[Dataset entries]
★ ★ ★ ★ ★ ★ ★
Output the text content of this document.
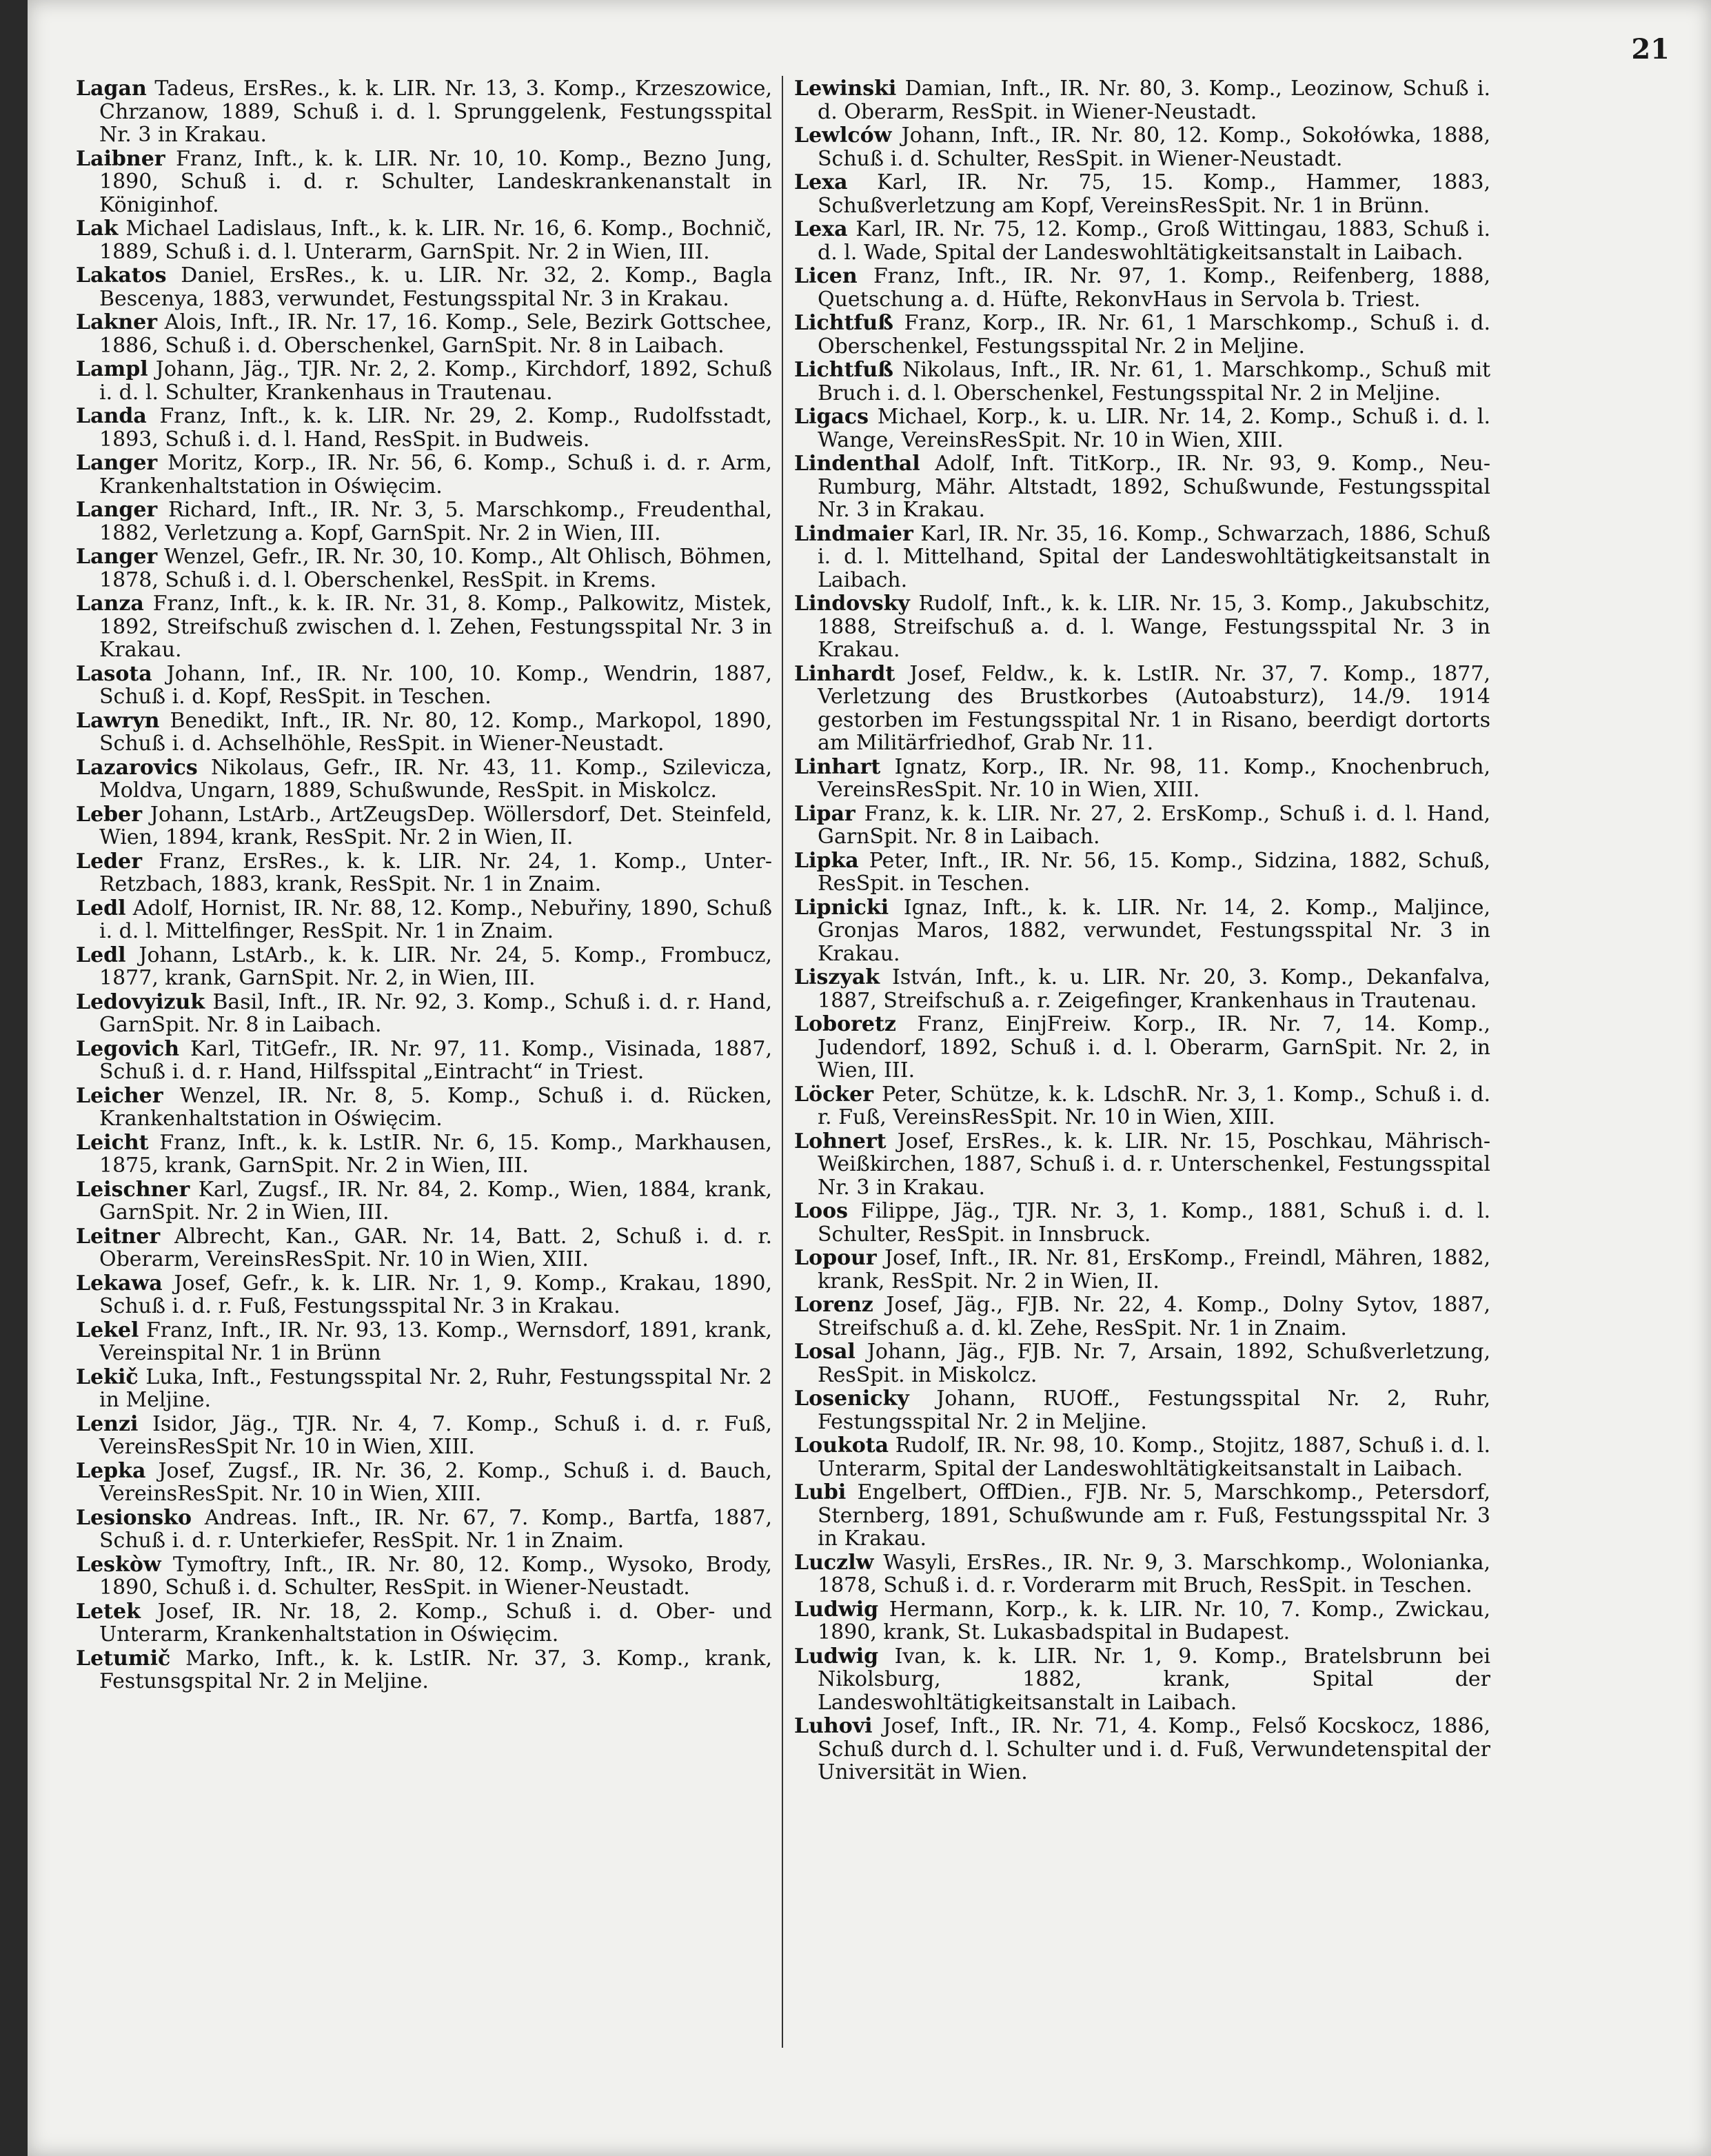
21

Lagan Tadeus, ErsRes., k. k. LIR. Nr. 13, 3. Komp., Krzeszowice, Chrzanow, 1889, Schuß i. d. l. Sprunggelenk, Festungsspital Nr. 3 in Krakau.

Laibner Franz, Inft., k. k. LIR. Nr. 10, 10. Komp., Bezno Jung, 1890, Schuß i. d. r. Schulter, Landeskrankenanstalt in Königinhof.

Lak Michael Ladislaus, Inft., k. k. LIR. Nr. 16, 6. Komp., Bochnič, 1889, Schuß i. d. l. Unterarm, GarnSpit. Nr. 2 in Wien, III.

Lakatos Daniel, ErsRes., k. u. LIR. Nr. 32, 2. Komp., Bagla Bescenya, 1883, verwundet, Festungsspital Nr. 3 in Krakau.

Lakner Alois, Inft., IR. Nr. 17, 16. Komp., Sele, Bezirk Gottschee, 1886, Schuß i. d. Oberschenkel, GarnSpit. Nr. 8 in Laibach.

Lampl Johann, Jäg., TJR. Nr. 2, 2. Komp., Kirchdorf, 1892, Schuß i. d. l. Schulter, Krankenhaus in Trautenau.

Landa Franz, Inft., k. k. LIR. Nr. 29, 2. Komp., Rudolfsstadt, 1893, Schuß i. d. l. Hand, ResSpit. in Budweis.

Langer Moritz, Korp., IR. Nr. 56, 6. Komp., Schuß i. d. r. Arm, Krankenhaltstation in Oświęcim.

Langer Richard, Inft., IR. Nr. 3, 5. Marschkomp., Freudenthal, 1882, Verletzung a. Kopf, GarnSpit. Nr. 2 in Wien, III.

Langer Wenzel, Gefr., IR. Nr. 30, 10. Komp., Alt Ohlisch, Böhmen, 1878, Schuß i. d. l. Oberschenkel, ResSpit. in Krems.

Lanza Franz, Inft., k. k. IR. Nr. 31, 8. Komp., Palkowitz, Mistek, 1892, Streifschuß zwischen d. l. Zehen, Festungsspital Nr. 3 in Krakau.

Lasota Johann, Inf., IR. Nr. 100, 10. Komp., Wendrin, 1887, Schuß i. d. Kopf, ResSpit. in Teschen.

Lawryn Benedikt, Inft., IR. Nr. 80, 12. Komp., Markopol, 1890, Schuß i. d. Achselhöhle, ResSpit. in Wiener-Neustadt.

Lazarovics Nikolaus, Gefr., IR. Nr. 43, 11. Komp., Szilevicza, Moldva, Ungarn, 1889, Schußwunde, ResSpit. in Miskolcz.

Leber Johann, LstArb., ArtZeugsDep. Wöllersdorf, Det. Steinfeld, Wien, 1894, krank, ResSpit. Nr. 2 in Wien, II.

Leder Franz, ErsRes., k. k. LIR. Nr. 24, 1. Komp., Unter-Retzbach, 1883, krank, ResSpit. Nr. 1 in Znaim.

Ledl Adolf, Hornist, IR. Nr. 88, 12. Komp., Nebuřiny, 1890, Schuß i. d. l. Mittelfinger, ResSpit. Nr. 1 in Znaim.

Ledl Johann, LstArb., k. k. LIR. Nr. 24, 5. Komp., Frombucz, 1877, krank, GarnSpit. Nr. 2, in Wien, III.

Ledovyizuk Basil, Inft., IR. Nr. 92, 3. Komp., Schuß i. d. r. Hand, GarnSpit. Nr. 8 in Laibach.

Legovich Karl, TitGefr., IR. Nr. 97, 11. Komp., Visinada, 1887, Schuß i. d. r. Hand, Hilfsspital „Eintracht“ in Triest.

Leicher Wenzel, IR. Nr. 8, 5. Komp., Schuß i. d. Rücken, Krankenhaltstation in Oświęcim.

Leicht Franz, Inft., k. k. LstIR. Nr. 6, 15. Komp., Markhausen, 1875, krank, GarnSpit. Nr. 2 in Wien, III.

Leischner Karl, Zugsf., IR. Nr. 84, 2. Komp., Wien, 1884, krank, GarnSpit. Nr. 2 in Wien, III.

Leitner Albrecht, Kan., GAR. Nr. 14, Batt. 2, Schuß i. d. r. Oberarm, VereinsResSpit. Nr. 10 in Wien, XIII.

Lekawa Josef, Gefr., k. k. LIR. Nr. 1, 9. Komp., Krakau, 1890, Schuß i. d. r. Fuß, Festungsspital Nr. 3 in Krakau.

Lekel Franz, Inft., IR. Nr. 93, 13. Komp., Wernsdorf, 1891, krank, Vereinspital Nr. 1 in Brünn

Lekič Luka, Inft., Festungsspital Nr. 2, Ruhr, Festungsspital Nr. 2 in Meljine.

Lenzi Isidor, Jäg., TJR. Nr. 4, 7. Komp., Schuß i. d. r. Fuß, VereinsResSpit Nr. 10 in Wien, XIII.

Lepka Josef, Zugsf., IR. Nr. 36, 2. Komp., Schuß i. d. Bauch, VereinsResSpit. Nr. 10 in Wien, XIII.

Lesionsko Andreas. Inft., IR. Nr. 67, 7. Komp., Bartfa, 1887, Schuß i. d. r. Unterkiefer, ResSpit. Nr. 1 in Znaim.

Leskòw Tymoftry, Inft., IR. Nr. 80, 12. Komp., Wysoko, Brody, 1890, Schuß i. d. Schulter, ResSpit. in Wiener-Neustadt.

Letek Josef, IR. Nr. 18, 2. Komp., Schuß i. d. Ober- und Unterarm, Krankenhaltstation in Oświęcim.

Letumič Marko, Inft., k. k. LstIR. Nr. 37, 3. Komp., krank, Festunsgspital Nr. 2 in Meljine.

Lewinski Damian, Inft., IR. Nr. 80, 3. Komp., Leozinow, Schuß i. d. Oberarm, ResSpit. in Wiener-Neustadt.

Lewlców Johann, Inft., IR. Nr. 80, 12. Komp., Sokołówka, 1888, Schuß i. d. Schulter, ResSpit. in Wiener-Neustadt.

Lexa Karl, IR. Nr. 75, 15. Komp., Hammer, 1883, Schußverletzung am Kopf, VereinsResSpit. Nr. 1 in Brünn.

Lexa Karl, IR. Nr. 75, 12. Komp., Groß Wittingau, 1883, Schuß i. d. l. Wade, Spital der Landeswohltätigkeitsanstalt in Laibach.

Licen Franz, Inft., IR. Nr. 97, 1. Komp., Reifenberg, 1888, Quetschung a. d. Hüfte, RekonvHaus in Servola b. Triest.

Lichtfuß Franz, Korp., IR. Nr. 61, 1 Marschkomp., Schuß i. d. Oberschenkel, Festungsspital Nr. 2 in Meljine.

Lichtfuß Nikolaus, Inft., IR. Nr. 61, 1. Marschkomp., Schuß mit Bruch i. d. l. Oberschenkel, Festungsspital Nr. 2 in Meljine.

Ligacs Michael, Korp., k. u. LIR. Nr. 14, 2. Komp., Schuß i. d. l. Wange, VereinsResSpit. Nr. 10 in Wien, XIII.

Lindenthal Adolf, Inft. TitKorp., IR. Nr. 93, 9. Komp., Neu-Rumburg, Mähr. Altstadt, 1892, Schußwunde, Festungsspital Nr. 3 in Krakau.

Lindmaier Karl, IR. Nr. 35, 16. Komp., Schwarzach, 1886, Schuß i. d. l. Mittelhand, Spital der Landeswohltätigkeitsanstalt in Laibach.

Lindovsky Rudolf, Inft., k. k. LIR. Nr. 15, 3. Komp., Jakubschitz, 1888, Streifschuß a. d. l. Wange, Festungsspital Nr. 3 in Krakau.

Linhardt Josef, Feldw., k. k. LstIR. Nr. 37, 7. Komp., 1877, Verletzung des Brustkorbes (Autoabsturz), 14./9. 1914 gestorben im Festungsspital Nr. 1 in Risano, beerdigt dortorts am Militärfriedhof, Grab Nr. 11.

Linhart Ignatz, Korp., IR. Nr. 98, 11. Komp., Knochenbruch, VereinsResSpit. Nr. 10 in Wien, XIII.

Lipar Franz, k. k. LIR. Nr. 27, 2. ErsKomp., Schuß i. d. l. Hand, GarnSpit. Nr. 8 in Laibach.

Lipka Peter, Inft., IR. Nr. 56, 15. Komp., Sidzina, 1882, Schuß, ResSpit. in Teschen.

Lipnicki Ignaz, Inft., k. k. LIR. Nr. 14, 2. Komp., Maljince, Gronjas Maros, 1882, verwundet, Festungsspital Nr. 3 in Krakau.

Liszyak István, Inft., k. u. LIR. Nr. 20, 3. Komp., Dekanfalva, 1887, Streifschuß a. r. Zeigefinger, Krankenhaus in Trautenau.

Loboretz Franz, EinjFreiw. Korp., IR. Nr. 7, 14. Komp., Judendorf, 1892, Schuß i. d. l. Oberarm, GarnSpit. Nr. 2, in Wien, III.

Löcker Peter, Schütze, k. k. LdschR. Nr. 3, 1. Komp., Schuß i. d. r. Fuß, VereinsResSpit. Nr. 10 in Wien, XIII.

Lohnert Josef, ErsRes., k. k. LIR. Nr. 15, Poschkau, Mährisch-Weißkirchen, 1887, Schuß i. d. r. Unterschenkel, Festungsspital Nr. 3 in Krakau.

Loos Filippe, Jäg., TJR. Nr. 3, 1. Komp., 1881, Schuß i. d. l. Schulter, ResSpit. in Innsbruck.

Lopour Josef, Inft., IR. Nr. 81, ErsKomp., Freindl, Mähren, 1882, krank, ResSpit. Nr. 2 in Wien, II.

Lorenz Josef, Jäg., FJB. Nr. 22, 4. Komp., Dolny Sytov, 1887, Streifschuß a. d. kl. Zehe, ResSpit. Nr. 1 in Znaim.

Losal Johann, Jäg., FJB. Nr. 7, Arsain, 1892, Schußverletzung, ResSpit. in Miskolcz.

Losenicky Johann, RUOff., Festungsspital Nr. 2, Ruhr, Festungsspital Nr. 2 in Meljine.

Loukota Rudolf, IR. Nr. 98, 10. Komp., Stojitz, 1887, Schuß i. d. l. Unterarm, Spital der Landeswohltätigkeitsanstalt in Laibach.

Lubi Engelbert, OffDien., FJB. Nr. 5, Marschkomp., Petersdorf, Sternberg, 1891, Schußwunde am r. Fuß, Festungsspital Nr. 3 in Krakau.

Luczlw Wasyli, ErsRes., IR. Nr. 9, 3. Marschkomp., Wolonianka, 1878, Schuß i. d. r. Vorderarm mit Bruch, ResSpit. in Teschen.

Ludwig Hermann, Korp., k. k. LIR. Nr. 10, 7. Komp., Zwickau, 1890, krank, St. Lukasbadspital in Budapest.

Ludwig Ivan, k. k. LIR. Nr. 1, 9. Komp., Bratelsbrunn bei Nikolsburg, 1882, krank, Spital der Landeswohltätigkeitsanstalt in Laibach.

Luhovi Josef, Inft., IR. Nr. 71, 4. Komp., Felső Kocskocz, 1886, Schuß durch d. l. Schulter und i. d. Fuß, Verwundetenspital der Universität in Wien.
★ ★ ★ ★ ★ ★ ★
WORK TO DO: Scan the lines for the string "Marschkomp". Pick out every line that has it.

TASK SOLUTION:
Langer Richard, Inft., IR. Nr. 3, 5. Marschkomp., Freudenthal, 1882, Verletzung a. Kopf, GarnSpit. Nr. 2 in Wien, III.
Lichtfuß Franz, Korp., IR. Nr. 61, 1 Marschkomp., Schuß i. d. Oberschenkel, Festungsspital Nr. 2 in Meljine.
Lichtfuß Nikolaus, Inft., IR. Nr. 61, 1. Marschkomp., Schuß mit Bruch i. d. l. Oberschenkel, Festungsspital Nr. 2 in Meljine.
Lubi Engelbert, OffDien., FJB. Nr. 5, Marschkomp., Petersdorf, Sternberg, 1891, Schußwunde am r. Fuß, Festungsspital Nr. 3 in Krakau.
Luczlw Wasyli, ErsRes., IR. Nr. 9, 3. Marschkomp., Wolonianka, 1878, Schuß i. d. r. Vorderarm mit Bruch, ResSpit. in Teschen.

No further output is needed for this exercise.